[Exercise]:
Restate the entire listing word for word.

[Records for the task]:
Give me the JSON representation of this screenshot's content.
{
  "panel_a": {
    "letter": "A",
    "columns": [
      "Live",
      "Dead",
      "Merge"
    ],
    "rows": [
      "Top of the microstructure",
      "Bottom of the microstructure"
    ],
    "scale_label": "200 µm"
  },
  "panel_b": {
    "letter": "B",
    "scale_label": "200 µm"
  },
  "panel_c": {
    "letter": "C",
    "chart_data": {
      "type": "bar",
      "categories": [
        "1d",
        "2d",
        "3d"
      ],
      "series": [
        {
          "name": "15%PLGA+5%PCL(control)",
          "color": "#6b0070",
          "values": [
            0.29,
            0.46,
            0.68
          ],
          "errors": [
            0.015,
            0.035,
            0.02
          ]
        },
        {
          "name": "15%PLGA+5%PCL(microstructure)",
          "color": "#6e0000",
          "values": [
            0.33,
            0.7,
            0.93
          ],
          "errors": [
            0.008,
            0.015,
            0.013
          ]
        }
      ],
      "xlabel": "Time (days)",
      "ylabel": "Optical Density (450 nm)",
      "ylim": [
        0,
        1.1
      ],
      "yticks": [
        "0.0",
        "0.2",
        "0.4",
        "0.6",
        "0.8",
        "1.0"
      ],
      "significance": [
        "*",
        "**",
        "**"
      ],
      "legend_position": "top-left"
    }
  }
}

[Task output]:
Give me the JSON representation of this screenshot's content.
{
  "panel_a": {
    "letter": "A",
    "columns": [
      "Live",
      "Dead",
      "Merge"
    ],
    "rows": [
      "Top of the microstructure",
      "Bottom of the microstructure"
    ],
    "scale_label": "200 µm"
  },
  "panel_b": {
    "letter": "B",
    "scale_label": "200 µm"
  },
  "panel_c": {
    "letter": "C",
    "chart_data": {
      "type": "bar",
      "categories": [
        "1d",
        "2d",
        "3d"
      ],
      "series": [
        {
          "name": "15%PLGA+5%PCL(control)",
          "color": "#6b0070",
          "values": [
            0.29,
            0.46,
            0.68
          ],
          "errors": [
            0.015,
            0.035,
            0.02
          ]
        },
        {
          "name": "15%PLGA+5%PCL(microstructure)",
          "color": "#6e0000",
          "values": [
            0.33,
            0.7,
            0.93
          ],
          "errors": [
            0.008,
            0.015,
            0.013
          ]
        }
      ],
      "xlabel": "Time (days)",
      "ylabel": "Optical Density (450 nm)",
      "ylim": [
        0,
        1.1
      ],
      "yticks": [
        "0.0",
        "0.2",
        "0.4",
        "0.6",
        "0.8",
        "1.0"
      ],
      "significance": [
        "*",
        "**",
        "**"
      ],
      "legend_position": "top-left"
    }
  }
}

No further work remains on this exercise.